**WHAT IS BEING ASKED**
Search the material below for the string "this" and extract each line that has it.

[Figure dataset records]

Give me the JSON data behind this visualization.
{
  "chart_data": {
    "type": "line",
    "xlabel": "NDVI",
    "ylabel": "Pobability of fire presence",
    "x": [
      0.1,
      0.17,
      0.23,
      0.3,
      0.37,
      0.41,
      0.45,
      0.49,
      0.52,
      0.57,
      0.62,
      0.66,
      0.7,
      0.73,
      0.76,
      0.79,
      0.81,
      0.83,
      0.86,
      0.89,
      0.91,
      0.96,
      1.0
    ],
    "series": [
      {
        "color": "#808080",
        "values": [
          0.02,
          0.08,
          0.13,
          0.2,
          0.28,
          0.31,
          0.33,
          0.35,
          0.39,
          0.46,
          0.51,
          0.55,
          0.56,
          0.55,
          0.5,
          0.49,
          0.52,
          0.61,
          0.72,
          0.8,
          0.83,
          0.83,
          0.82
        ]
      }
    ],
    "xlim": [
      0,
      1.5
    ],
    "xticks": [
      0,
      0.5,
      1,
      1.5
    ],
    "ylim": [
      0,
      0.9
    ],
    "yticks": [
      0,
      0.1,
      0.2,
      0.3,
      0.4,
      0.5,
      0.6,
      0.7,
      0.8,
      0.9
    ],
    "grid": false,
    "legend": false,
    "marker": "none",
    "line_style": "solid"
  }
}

==

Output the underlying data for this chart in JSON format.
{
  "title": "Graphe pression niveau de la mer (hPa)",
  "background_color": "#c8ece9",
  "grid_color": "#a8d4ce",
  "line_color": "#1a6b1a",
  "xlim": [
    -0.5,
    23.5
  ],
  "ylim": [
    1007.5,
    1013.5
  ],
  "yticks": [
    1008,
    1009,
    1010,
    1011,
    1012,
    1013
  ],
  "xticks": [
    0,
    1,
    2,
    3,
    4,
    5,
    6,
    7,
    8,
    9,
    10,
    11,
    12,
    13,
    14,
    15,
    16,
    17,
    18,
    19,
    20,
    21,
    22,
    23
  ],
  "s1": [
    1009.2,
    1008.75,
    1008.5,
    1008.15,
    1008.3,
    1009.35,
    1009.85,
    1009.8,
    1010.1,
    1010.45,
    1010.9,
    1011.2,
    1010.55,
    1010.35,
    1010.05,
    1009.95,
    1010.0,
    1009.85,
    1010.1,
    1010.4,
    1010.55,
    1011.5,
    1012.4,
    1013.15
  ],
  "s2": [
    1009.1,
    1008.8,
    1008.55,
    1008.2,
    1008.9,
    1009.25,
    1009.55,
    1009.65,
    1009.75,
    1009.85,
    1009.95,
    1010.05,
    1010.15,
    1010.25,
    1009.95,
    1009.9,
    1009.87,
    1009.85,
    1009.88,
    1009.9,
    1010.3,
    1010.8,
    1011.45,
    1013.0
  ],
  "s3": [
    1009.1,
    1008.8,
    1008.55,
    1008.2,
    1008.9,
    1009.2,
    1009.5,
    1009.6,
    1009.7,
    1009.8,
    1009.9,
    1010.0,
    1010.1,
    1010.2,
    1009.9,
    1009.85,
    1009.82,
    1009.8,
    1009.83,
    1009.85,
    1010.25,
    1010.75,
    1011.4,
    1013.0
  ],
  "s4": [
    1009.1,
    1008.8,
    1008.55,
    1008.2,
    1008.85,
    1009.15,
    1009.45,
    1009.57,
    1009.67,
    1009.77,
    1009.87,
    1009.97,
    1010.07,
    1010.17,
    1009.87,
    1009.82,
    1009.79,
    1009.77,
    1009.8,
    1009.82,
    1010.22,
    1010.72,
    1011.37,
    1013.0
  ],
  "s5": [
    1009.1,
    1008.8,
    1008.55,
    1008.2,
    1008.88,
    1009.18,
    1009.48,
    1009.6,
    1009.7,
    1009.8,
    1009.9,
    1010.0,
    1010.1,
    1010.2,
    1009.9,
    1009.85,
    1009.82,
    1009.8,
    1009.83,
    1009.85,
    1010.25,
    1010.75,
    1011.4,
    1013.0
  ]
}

**RESPONSE TO THE TASK**
Give me the JSON data behind this visualization.
Output the underlying data for this chart in JSON format.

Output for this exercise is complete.